EXERCISE INPUT:

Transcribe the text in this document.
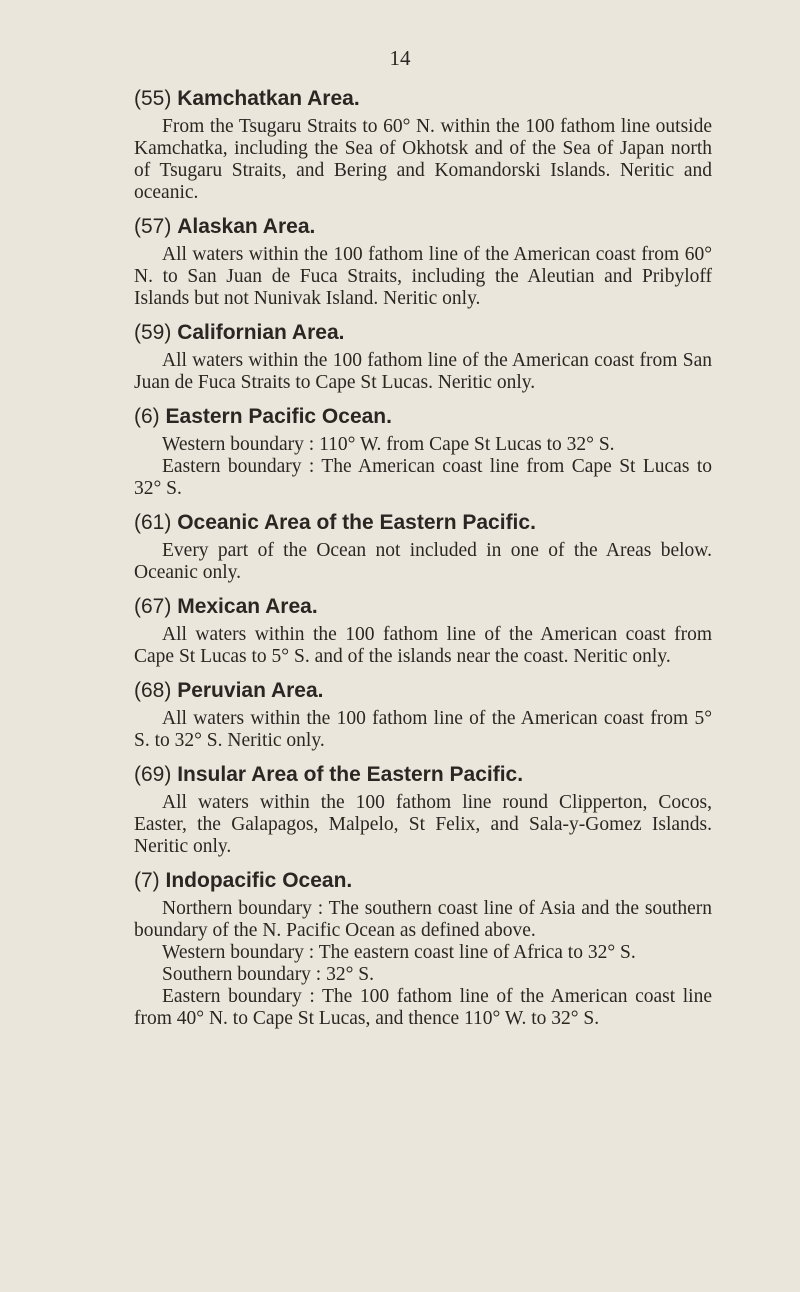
14
(55) Kamchatkan Area.

From the Tsugaru Straits to 60° N. within the 100 fathom line outside Kamchatka, including the Sea of Okhotsk and of the Sea of Japan north of Tsugaru Straits, and Bering and Komandorski Islands. Neritic and oceanic.

(57) Alaskan Area.

All waters within the 100 fathom line of the American coast from 60° N. to San Juan de Fuca Straits, including the Aleutian and Pribyloff Islands but not Nunivak Island. Neritic only.

(59) Californian Area.

All waters within the 100 fathom line of the American coast from San Juan de Fuca Straits to Cape St Lucas. Neritic only.

(6) Eastern Pacific Ocean.

Western boundary : 110° W. from Cape St Lucas to 32° S.

Eastern boundary : The American coast line from Cape St Lucas to 32° S.

(61) Oceanic Area of the Eastern Pacific.

Every part of the Ocean not included in one of the Areas below. Oceanic only.

(67) Mexican Area.

All waters within the 100 fathom line of the American coast from Cape St Lucas to 5° S. and of the islands near the coast. Neritic only.

(68) Peruvian Area.

All waters within the 100 fathom line of the American coast from 5° S. to 32° S. Neritic only.

(69) Insular Area of the Eastern Pacific.

All waters within the 100 fathom line round Clipperton, Cocos, Easter, the Galapagos, Malpelo, St Felix, and Sala-y-Gomez Islands. Neritic only.

(7) Indopacific Ocean.

Northern boundary : The southern coast line of Asia and the southern boundary of the N. Pacific Ocean as defined above.

Western boundary : The eastern coast line of Africa to 32° S.

Southern boundary : 32° S.

Eastern boundary : The 100 fathom line of the American coast line from 40° N. to Cape St Lucas, and thence 110° W. to 32° S.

WHAT YOU WILL DO:
Take the records above and transcribe them exactly, dropping every picture.

REPLY TO THE TASK:
Transcribe the text in this document.
14
(55) Kamchatkan Area.

From the Tsugaru Straits to 60° N. within the 100 fathom line outside Kamchatka, including the Sea of Okhotsk and of the Sea of Japan north of Tsugaru Straits, and Bering and Komandorski Islands. Neritic and oceanic.

(57) Alaskan Area.

All waters within the 100 fathom line of the American coast from 60° N. to San Juan de Fuca Straits, including the Aleutian and Pribyloff Islands but not Nunivak Island. Neritic only.

(59) Californian Area.

All waters within the 100 fathom line of the American coast from San Juan de Fuca Straits to Cape St Lucas. Neritic only.

(6) Eastern Pacific Ocean.

Western boundary : 110° W. from Cape St Lucas to 32° S.

Eastern boundary : The American coast line from Cape St Lucas to 32° S.

(61) Oceanic Area of the Eastern Pacific.

Every part of the Ocean not included in one of the Areas below. Oceanic only.

(67) Mexican Area.

All waters within the 100 fathom line of the American coast from Cape St Lucas to 5° S. and of the islands near the coast. Neritic only.

(68) Peruvian Area.

All waters within the 100 fathom line of the American coast from 5° S. to 32° S. Neritic only.

(69) Insular Area of the Eastern Pacific.

All waters within the 100 fathom line round Clipperton, Cocos, Easter, the Galapagos, Malpelo, St Felix, and Sala-y-Gomez Islands. Neritic only.

(7) Indopacific Ocean.

Northern boundary : The southern coast line of Asia and the southern boundary of the N. Pacific Ocean as defined above.

Western boundary : The eastern coast line of Africa to 32° S.

Southern boundary : 32° S.

Eastern boundary : The 100 fathom line of the American coast line from 40° N. to Cape St Lucas, and thence 110° W. to 32° S.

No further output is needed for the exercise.